**DATA SECTION:**
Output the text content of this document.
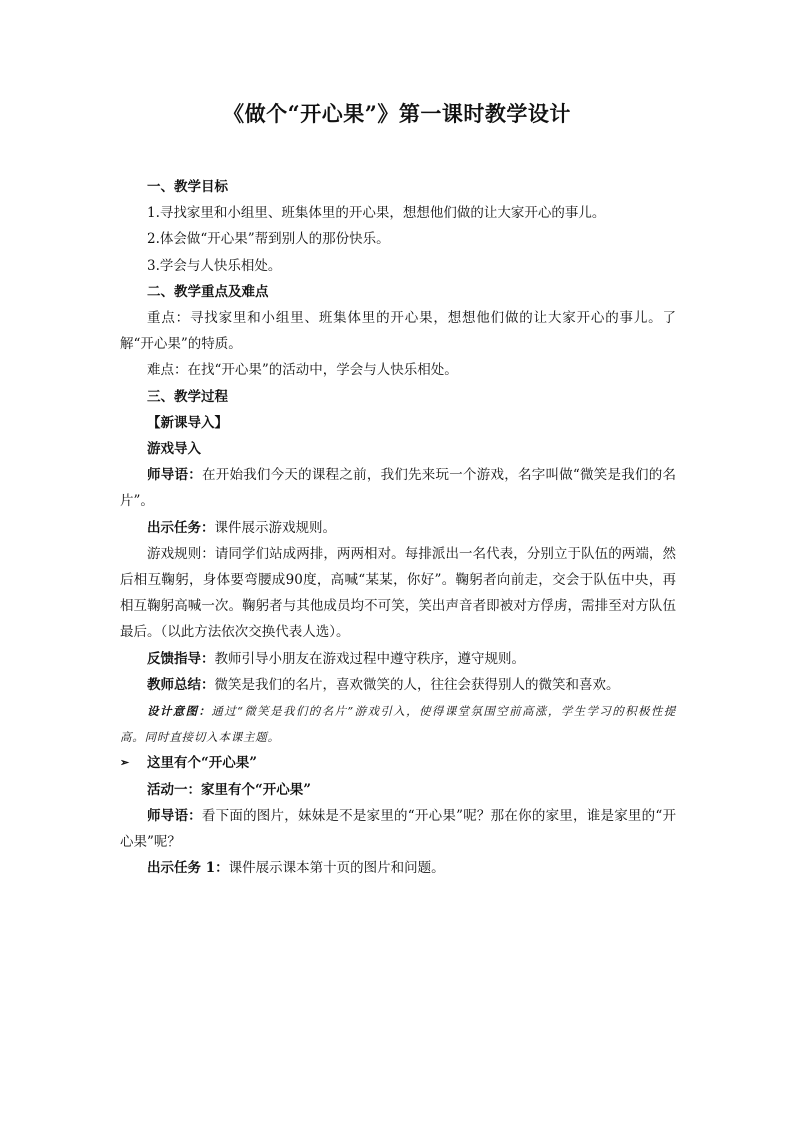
《做个“开心果”》第一课时教学设计

一、教学目标

1.寻找家里和小组里、班集体里的开心果，想想他们做的让大家开心的事儿。

2.体会做“开心果”帮到别人的那份快乐。

3.学会与人快乐相处。

二、教学重点及难点

重点：寻找家里和小组里、班集体里的开心果，想想他们做的让大家开心的事儿。了解“开心果”的特质。

难点：在找“开心果”的活动中，学会与人快乐相处。

三、教学过程

【新课导入】

游戏导入

师导语：在开始我们今天的课程之前，我们先来玩一个游戏，名字叫做“微笑是我们的名片”。

出示任务：课件展示游戏规则。

游戏规则：请同学们站成两排，两两相对。每排派出一名代表，分别立于队伍的两端，然后相互鞠躬，身体要弯腰成90度，高喊“某某，你好”。鞠躬者向前走，交会于队伍中央，再相互鞠躬高喊一次。鞠躬者与其他成员均不可笑，笑出声音者即被对方俘虏，需排至对方队伍最后。（以此方法依次交换代表人选）。

反馈指导：教师引导小朋友在游戏过程中遵守秩序，遵守规则。

教师总结：微笑是我们的名片，喜欢微笑的人，往往会获得别人的微笑和喜欢。

设计意图：通过“微笑是我们的名片”游戏引入，使得课堂氛围空前高涨，学生学习的积极性提高。同时直接切入本课主题。

➢ 这里有个“开心果”

活动一：家里有个“开心果”

师导语：看下面的图片，妹妹是不是家里的“开心果”呢？那在你的家里，谁是家里的“开心果”呢？

出示任务 1：课件展示课本第十页的图片和问题。
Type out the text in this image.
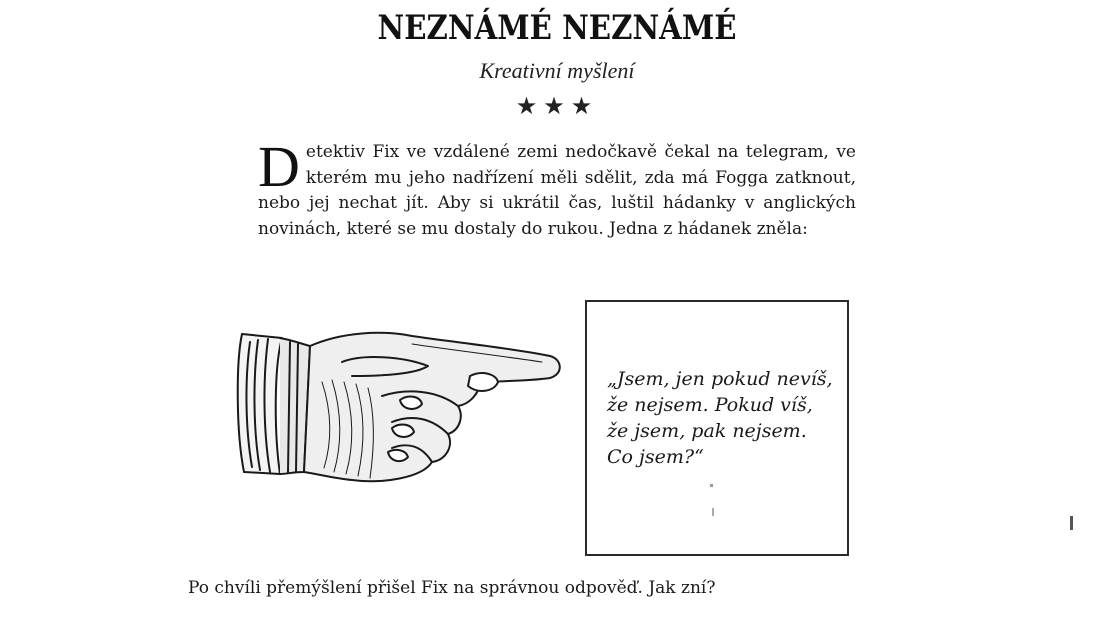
NEZNÁMÉ NEZNÁMÉ
Kreativní myšlení
★★★
Detektiv Fix ve vzdálené zemi nedočkavě čekal na telegram, ve kterém mu jeho nadřízení měli sdělit, zda má Fogga zatknout, nebo jej nechat jít. Aby si ukrátil čas, luštil hádanky v anglických novinách, které se mu dostaly do rukou. Jedna z hádanek zněla:
„Jsem, jen pokud nevíš,
že nejsem. Pokud víš,
že jsem, pak nejsem.
Co jsem?“
Po chvíli přemýšlení přišel Fix na správnou odpověď. Jak zní?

**EXERCISE DIRECTIONS:**
Report the number of lines in the entries above that include the word "this" and add nothing to it.

**FINAL ANSWER:**
2